#### TASK DIRECTIONS
Note each line of the listing that contains the string "text", and copy it.

#### DATA SHOWN
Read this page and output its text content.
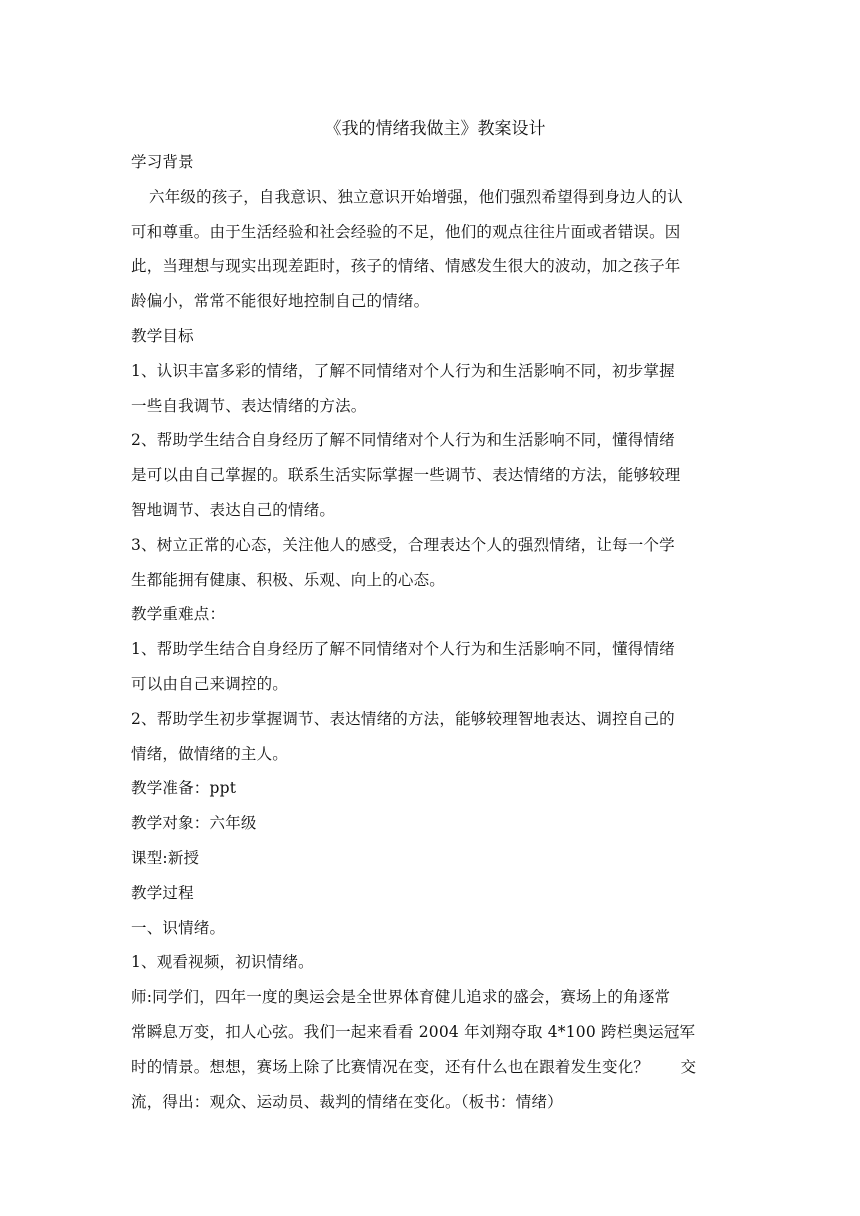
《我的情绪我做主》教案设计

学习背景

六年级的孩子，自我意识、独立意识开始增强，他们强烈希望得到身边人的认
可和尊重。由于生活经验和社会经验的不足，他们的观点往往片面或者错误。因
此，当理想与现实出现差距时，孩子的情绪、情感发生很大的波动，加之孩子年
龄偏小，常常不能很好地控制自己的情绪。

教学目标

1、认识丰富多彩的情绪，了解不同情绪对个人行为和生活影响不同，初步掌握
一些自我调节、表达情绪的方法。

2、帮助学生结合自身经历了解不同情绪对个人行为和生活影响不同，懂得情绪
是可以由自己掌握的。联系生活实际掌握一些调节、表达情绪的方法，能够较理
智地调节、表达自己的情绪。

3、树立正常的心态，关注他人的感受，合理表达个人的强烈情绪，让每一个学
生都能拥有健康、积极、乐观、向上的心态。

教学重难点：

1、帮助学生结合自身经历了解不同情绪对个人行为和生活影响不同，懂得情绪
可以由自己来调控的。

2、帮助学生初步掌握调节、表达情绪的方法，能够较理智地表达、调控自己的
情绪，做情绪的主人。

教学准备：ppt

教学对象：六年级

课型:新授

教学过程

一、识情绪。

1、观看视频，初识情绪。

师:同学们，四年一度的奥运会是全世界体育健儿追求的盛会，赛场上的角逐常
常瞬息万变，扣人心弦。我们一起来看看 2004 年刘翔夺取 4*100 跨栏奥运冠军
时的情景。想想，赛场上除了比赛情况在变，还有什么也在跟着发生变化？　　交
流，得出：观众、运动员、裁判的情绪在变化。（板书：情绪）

* * *

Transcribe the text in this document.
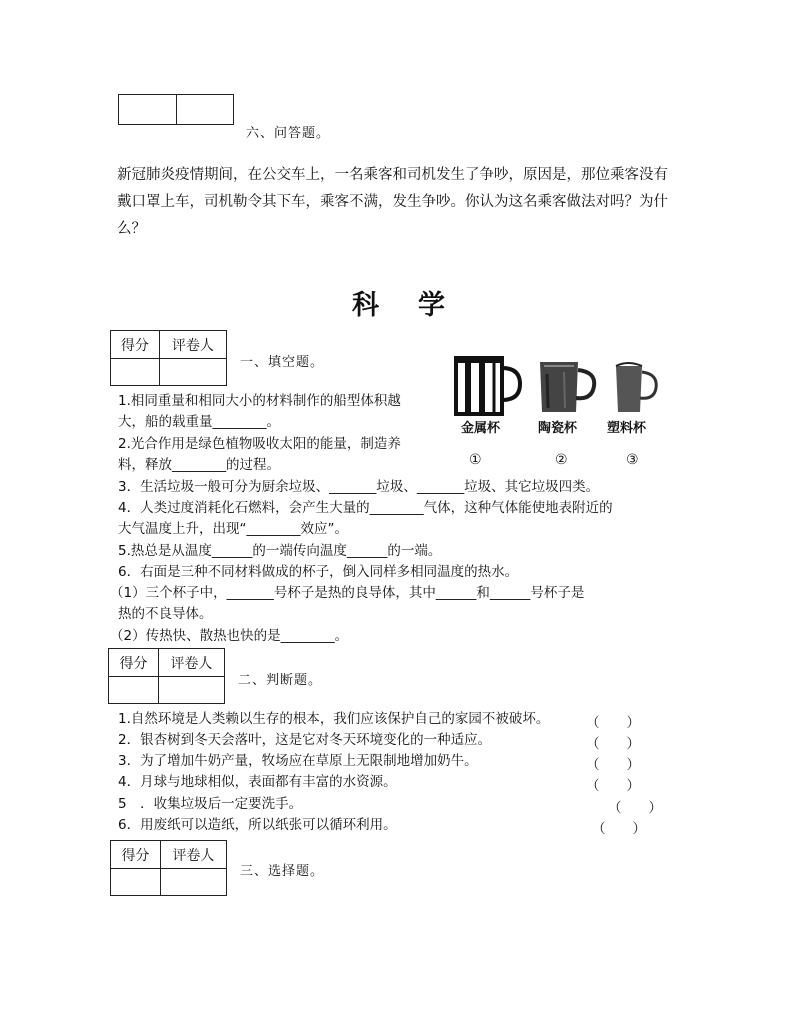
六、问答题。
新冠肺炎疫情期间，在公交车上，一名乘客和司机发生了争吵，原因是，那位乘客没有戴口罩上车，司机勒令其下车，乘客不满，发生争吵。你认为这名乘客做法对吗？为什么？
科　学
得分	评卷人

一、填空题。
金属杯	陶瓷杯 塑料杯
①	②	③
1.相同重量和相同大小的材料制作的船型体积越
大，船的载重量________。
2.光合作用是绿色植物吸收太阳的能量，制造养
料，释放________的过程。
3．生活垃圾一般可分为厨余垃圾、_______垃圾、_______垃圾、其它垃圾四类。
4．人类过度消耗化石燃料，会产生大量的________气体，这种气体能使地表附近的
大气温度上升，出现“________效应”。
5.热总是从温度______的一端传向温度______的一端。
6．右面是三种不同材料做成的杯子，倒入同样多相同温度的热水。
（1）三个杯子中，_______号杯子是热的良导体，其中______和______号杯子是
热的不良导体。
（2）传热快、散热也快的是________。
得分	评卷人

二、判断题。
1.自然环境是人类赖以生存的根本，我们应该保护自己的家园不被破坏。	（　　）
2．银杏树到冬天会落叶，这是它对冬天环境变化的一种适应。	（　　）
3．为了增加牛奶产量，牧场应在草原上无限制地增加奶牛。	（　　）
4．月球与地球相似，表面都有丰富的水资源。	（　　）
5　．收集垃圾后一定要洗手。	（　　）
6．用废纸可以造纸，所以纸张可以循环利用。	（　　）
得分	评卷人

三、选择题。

...

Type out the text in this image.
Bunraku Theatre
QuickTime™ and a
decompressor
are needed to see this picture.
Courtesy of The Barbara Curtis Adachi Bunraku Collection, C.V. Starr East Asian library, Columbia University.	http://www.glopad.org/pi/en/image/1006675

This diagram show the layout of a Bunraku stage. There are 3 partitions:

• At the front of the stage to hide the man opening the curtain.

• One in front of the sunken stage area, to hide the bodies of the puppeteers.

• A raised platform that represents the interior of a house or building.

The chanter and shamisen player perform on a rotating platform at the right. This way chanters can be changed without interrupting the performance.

#### FULL OUTPUT
Read this page and output its text content.
Transcribe the text in this document.
Type out the text in this image.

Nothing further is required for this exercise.